What you should do -> Take each line containing the word "page" and copy it.

========================================

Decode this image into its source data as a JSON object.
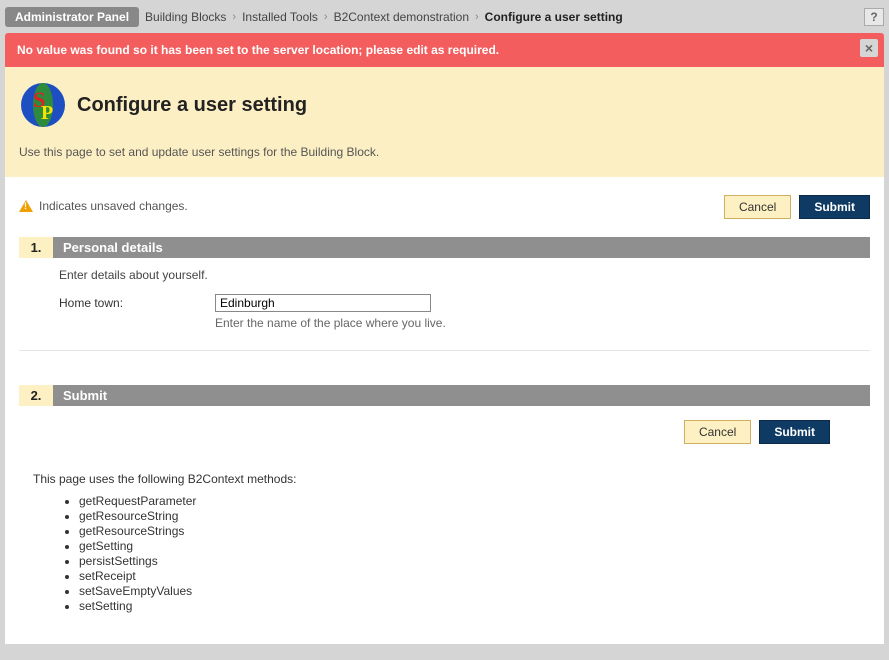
{
  "breadcrumb": {
    "first": "Administrator Panel",
    "items": [
      "Building Blocks",
      "Installed Tools",
      "B2Context demonstration"
    ],
    "current": "Configure a user setting"
  },
  "help_label": "?",
  "alert": {
    "message": "No value was found so it has been set to the server location; please edit as required.",
    "close_label": "×"
  },
  "header": {
    "title": "Configure a user setting",
    "description": "Use this page to set and update user settings for the Building Block."
  },
  "unsaved_note": "Indicates unsaved changes.",
  "buttons": {
    "cancel": "Cancel",
    "submit": "Submit"
  },
  "sections": {
    "s1": {
      "num": "1.",
      "title": "Personal details",
      "intro": "Enter details about yourself.",
      "field_label": "Home town:",
      "field_value": "Edinburgh",
      "field_hint": "Enter the name of the place where you live."
    },
    "s2": {
      "num": "2.",
      "title": "Submit"
    }
  },
  "methods_intro": "This page uses the following B2Context methods:",
  "methods": [
    "getRequestParameter",
    "getResourceString",
    "getResourceStrings",
    "getSetting",
    "persistSettings",
    "setReceipt",
    "setSaveEmptyValues",
    "setSetting"
  ]
}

========================================

Result for this exercise ->
    "description": "Use this page to set and update user settings for the Building Block."
  "methods_intro": "This page uses the following B2Context methods:",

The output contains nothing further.